Source records
▬▬▬▬▬▬▬▬▬▬

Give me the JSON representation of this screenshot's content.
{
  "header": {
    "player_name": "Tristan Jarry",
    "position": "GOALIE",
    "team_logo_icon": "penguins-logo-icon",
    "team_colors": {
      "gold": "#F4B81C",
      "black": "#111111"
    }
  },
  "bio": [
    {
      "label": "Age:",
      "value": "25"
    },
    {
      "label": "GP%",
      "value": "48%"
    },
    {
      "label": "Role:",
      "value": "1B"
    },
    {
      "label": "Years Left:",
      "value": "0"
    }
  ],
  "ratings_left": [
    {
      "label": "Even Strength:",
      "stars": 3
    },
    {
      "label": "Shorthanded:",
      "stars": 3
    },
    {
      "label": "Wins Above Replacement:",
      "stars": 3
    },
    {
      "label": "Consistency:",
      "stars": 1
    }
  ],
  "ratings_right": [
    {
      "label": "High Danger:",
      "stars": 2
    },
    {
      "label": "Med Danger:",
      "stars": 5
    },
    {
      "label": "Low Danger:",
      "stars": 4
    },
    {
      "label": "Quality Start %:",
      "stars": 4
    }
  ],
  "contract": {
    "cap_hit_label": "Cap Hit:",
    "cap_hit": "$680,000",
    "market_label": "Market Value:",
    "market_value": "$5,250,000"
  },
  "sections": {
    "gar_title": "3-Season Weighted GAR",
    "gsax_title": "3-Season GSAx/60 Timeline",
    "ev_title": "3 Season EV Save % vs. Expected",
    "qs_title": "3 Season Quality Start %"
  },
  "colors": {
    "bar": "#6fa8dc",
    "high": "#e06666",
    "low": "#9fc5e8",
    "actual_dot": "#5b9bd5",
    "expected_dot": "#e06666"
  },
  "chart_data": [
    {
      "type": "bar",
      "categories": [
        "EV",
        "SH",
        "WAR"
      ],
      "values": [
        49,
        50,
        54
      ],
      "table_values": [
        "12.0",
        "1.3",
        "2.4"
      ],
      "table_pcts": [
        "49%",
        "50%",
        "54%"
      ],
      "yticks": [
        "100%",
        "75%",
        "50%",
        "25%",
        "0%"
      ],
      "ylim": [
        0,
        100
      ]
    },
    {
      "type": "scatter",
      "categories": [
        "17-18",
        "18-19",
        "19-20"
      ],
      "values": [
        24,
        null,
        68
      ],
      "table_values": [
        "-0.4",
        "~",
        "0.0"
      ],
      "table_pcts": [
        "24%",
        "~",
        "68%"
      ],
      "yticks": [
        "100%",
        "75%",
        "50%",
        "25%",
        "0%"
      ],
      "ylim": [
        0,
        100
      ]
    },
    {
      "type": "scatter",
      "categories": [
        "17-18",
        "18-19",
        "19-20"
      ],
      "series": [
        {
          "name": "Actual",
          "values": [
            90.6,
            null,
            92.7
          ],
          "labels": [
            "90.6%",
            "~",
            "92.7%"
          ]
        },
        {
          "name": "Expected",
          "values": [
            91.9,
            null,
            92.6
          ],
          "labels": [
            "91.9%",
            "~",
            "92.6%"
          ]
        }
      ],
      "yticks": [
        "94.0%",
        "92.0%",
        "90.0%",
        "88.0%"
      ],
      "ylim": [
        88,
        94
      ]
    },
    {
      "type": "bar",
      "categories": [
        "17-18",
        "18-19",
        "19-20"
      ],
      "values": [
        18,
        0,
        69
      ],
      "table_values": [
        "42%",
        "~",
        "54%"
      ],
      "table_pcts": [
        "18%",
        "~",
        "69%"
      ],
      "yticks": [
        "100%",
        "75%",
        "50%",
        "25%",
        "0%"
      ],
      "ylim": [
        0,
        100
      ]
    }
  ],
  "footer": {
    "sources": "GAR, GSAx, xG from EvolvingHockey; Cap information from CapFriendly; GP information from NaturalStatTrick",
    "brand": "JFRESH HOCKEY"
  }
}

▬▬▬▬▬▬▬▬▬▬

- SHORT EXERCISE -
Identify the lines of the entries containing the string "Danger". Copy each such line.

- TASK RESPONSE -
      "label": "High Danger:",
      "label": "Med Danger:",
      "label": "Low Danger:",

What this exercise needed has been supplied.